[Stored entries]
##############################

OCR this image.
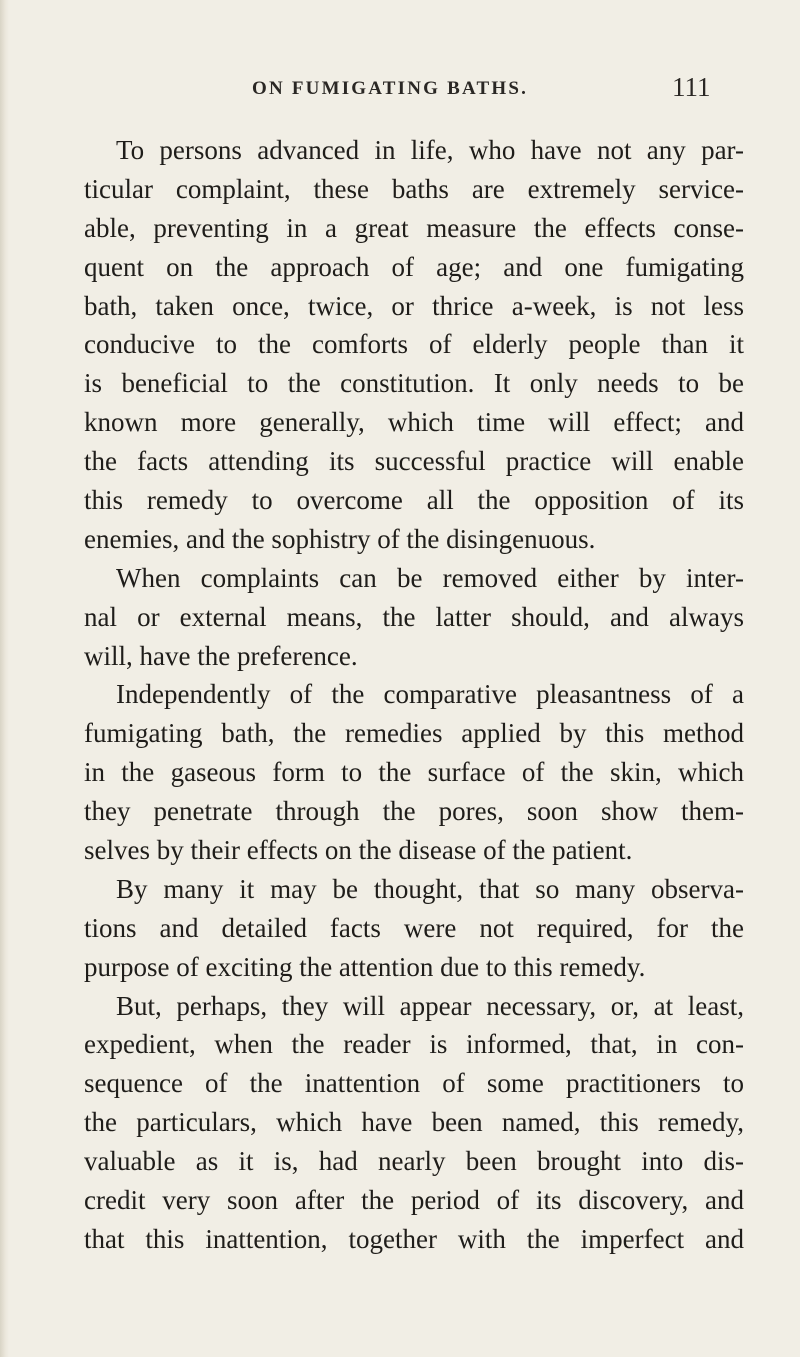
ON FUMIGATING BATHS.	111
To persons advanced in life, who have not any par-
ticular complaint, these baths are extremely service-
able, preventing in a great measure the effects conse-
quent on the approach of age; and one fumigating
bath, taken once, twice, or thrice a-week, is not less
conducive to the comforts of elderly people than it
is beneficial to the constitution. It only needs to be
known more generally, which time will effect; and
the facts attending its successful practice will enable
this remedy to overcome all the opposition of its
enemies, and the sophistry of the disingenuous.
When complaints can be removed either by inter-
nal or external means, the latter should, and always
will, have the preference.
Independently of the comparative pleasantness of a
fumigating bath, the remedies applied by this method
in the gaseous form to the surface of the skin, which
they penetrate through the pores, soon show them-
selves by their effects on the disease of the patient.
By many it may be thought, that so many observa-
tions and detailed facts were not required, for the
purpose of exciting the attention due to this remedy.
But, perhaps, they will appear necessary, or, at least,
expedient, when the reader is informed, that, in con-
sequence of the inattention of some practitioners to
the particulars, which have been named, this remedy,
valuable as it is, had nearly been brought into dis-
credit very soon after the period of its discovery, and
that this inattention, together with the imperfect and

##############################

• _Challenge_: Go through the material above and copy each line that has the word "have".

• _Correct response_:
To persons advanced in life, who have not any par-
will, have the preference.
the particulars, which have been named, this remedy,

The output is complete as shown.